What you will do
Wherever a line holds the word "actif", copy that line out.

Entries
□ □ □ □ □

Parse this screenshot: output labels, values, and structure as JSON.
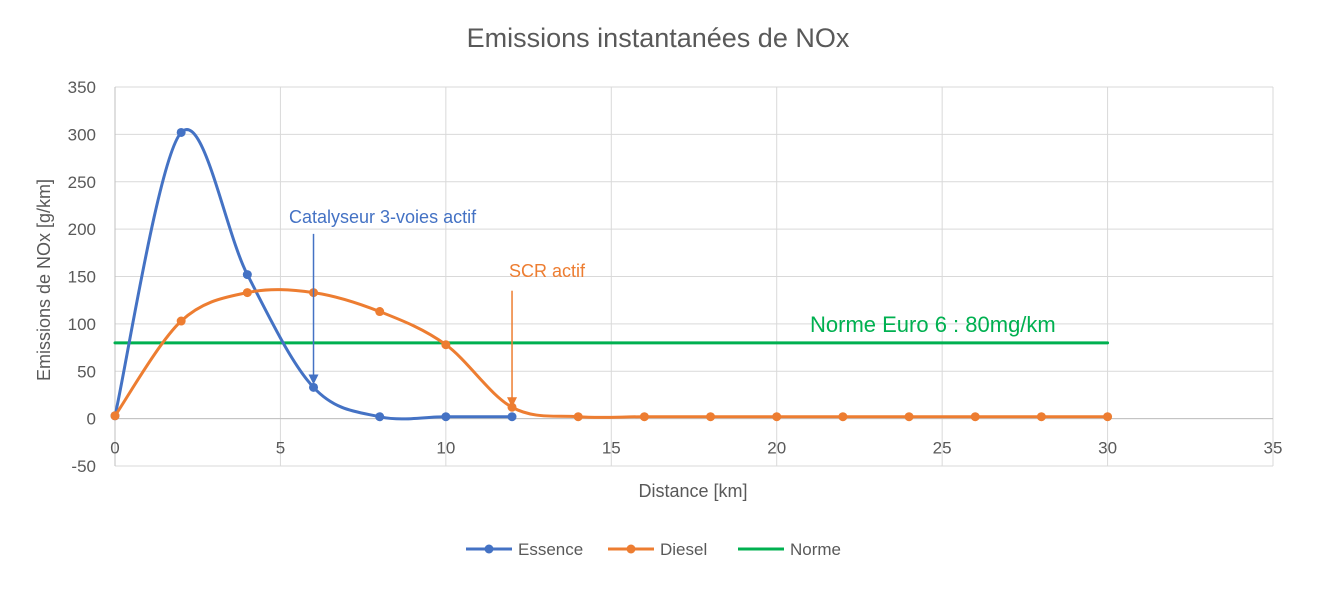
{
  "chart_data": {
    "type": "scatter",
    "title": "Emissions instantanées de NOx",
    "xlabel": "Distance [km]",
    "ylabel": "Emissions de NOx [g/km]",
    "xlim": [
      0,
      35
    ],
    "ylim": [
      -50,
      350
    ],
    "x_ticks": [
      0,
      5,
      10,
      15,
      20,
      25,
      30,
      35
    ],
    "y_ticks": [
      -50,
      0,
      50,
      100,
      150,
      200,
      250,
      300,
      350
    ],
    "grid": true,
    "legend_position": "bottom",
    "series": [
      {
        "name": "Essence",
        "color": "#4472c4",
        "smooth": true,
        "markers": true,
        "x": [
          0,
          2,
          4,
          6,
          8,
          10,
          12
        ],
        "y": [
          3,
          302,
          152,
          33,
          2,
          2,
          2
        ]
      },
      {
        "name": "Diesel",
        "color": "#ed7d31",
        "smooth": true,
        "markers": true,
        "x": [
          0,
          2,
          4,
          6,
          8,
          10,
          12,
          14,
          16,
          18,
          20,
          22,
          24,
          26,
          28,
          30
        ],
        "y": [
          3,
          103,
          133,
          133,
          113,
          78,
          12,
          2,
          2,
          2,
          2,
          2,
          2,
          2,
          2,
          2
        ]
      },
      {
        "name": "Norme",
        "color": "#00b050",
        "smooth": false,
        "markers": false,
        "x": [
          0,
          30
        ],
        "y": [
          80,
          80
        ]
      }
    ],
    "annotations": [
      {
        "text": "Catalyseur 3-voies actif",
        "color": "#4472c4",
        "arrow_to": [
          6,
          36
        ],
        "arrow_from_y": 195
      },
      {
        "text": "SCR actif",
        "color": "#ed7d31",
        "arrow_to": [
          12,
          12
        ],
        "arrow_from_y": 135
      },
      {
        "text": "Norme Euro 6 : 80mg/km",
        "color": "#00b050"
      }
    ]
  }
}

□ □ □ □ □

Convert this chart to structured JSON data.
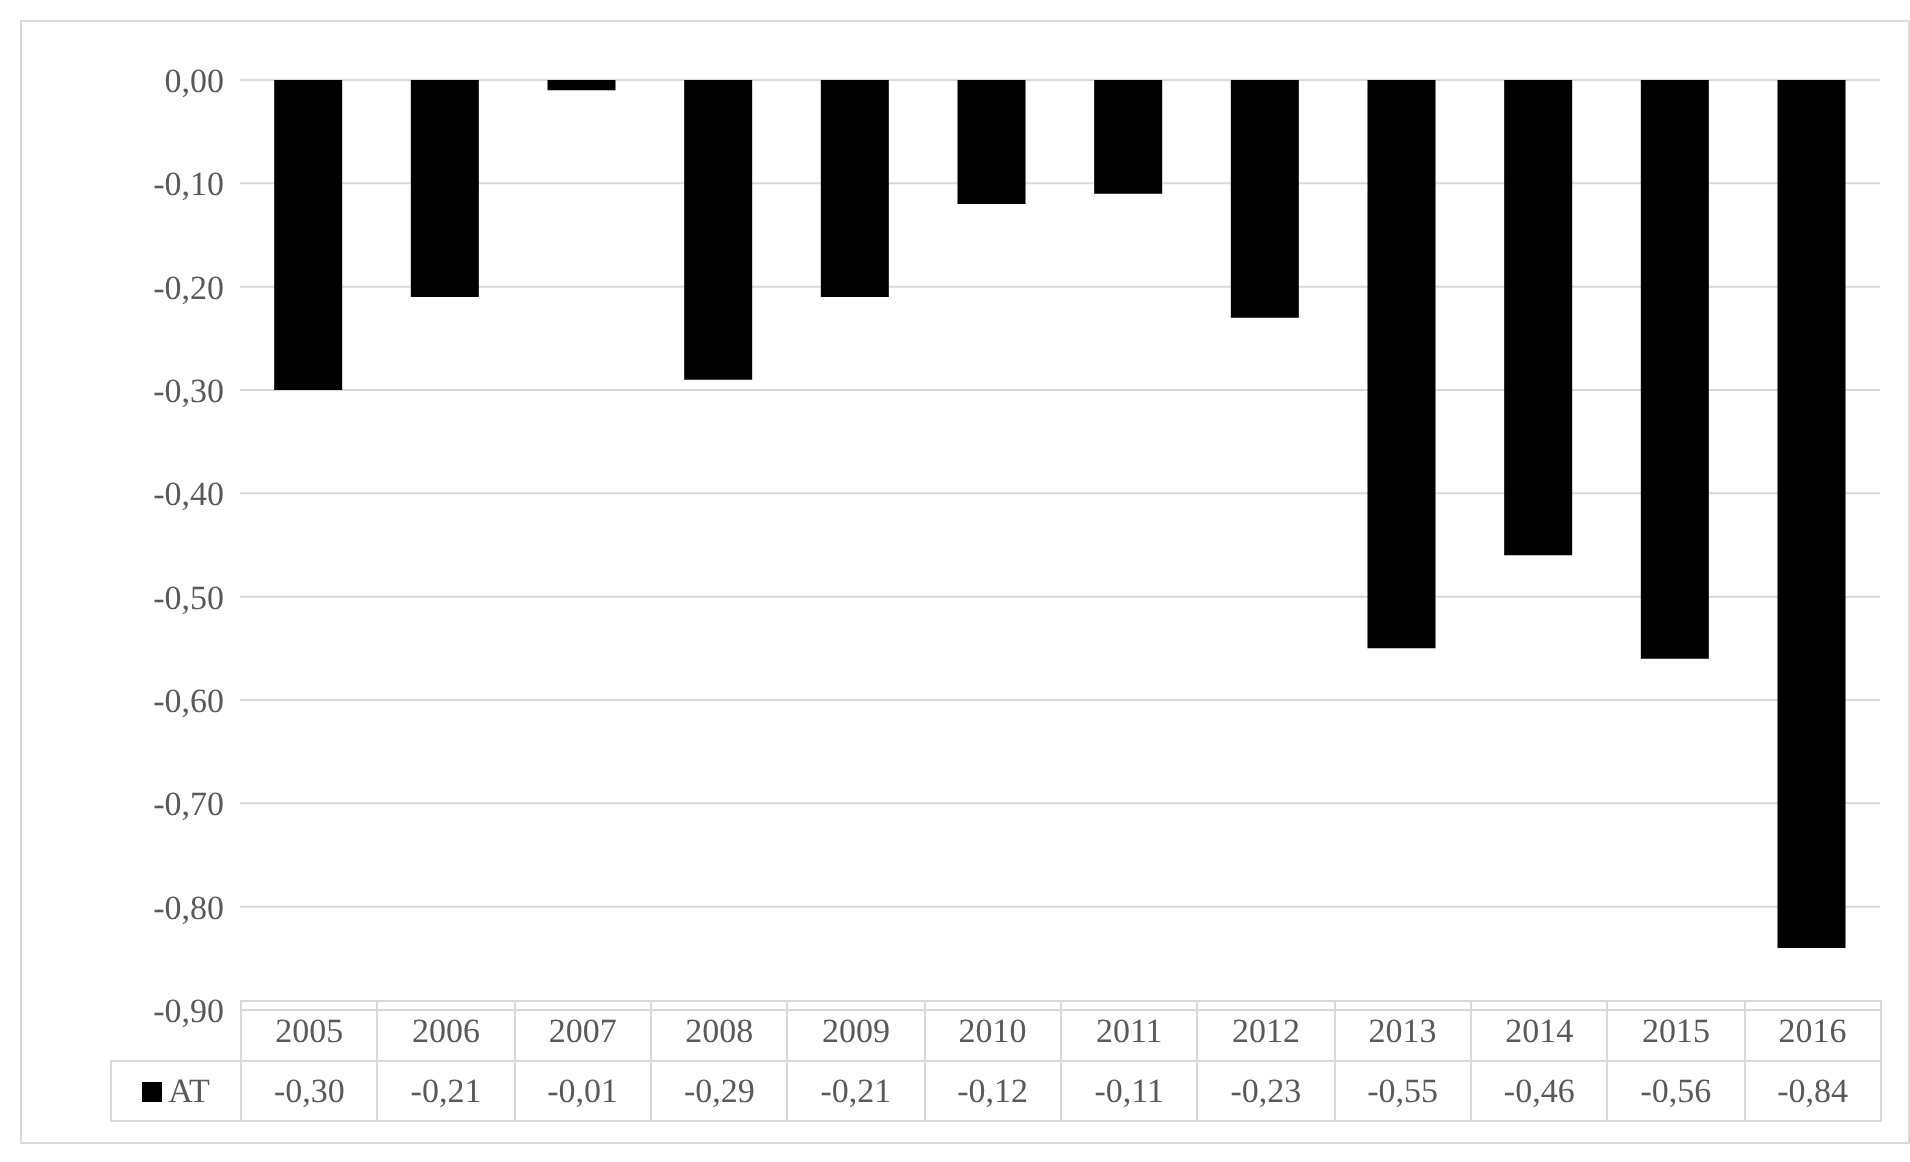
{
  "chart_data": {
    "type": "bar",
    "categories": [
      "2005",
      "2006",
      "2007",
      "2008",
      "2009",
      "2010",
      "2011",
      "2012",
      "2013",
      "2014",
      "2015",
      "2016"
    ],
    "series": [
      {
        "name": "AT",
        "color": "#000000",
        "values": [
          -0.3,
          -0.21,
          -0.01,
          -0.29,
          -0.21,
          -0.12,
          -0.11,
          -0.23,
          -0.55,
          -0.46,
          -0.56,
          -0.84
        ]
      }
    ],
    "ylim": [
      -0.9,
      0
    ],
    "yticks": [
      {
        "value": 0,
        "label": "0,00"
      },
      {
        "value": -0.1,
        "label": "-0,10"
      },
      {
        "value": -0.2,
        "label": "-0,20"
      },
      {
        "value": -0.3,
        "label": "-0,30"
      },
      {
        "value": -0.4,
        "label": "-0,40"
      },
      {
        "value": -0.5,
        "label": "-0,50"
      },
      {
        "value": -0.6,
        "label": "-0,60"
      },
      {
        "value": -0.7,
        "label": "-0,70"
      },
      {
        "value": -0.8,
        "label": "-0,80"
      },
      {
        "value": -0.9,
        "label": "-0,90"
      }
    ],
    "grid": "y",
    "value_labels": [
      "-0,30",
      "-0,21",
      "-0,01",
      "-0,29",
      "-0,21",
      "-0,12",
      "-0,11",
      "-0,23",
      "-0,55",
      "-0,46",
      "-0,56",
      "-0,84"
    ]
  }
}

□ □ □ □ □

Correct result
        "text": "Catalyseur 3-voies actif",
        "text": "SCR actif",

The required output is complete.